■ What is expected
From the entries below, work out the number of lines that hold the word "barrel", and give that number alone.

■ Data listing
+ + + + + + +
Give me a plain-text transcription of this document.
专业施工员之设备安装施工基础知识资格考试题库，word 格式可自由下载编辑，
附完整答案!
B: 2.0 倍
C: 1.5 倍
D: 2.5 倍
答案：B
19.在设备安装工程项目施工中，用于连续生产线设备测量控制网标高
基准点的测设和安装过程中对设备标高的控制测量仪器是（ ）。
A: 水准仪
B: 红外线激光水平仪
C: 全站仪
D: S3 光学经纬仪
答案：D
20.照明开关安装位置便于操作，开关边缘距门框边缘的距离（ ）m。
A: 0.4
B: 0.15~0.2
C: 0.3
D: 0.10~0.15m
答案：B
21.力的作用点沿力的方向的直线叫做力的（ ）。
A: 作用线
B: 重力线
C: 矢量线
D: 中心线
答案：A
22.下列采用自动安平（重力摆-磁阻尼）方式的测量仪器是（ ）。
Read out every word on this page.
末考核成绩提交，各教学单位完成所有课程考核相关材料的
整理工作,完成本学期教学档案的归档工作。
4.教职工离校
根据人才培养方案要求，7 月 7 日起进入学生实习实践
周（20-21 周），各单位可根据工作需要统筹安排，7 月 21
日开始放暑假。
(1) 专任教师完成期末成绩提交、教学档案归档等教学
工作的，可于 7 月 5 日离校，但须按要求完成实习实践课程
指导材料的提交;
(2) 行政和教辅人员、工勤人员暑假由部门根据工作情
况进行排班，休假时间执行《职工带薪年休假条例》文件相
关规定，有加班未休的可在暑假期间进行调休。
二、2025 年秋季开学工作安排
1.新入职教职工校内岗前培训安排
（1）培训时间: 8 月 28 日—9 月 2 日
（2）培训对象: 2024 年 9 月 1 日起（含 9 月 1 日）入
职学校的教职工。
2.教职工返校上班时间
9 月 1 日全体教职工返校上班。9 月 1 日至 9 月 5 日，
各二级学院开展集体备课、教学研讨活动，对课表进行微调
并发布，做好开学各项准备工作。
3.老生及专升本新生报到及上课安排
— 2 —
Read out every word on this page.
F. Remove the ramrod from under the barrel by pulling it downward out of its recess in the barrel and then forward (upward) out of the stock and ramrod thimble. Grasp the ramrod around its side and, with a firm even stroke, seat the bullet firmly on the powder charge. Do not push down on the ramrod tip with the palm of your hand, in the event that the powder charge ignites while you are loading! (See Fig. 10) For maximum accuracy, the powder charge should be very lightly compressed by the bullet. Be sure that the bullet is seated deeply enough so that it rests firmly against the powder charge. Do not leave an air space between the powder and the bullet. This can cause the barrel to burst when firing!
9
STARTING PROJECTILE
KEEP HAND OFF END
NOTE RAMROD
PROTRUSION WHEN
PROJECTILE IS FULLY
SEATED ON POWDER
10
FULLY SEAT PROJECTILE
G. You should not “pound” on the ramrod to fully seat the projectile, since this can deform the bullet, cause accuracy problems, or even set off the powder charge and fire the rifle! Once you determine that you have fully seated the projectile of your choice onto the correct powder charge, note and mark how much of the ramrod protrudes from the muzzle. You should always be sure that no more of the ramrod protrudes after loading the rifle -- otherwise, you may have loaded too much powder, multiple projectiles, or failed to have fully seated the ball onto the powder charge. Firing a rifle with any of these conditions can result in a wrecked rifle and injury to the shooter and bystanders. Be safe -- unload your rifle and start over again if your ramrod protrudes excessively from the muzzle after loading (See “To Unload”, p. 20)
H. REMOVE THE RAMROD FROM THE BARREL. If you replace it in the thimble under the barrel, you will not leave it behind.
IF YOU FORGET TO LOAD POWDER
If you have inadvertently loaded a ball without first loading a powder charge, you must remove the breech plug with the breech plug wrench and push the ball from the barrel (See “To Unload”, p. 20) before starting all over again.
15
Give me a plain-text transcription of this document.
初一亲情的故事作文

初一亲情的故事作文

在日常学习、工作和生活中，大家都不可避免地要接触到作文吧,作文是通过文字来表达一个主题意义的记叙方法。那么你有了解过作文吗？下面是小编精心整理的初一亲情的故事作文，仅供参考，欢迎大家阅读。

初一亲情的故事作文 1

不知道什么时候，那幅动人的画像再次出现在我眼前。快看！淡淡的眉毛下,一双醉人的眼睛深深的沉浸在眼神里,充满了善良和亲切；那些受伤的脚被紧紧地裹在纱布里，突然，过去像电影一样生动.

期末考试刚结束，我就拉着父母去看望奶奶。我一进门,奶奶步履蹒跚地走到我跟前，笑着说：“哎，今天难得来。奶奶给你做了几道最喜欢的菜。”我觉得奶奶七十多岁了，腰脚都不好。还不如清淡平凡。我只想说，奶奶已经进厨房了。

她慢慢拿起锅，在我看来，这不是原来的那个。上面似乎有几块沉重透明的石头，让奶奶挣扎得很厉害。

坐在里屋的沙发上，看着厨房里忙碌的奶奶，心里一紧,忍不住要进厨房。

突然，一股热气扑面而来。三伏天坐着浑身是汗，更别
+ + + + + + +
■ Solution for this problem
3